__Problem statement__
Every entry that follows should be reproduced exactly.
═════ Input records
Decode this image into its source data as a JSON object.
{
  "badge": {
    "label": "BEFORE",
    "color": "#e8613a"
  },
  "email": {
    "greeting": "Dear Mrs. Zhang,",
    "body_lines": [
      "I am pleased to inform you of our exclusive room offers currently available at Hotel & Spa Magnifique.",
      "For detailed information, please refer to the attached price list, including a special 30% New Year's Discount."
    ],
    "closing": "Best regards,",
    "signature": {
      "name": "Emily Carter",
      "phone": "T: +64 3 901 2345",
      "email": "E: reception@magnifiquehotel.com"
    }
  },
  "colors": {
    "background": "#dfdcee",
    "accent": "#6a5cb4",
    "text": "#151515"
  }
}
══════════
__Result__
Decode this image into its source data as a JSON object.
{
  "badge": {
    "label": "BEFORE",
    "color": "#e8613a"
  },
  "email": {
    "greeting": "Dear Mrs. Zhang,",
    "body_lines": [
      "I am pleased to inform you of our exclusive room offers currently available at Hotel & Spa Magnifique.",
      "For detailed information, please refer to the attached price list, including a special 30% New Year's Discount."
    ],
    "closing": "Best regards,",
    "signature": {
      "name": "Emily Carter",
      "phone": "T: +64 3 901 2345",
      "email": "E: reception@magnifiquehotel.com"
    }
  },
  "colors": {
    "background": "#dfdcee",
    "accent": "#6a5cb4",
    "text": "#151515"
  }
}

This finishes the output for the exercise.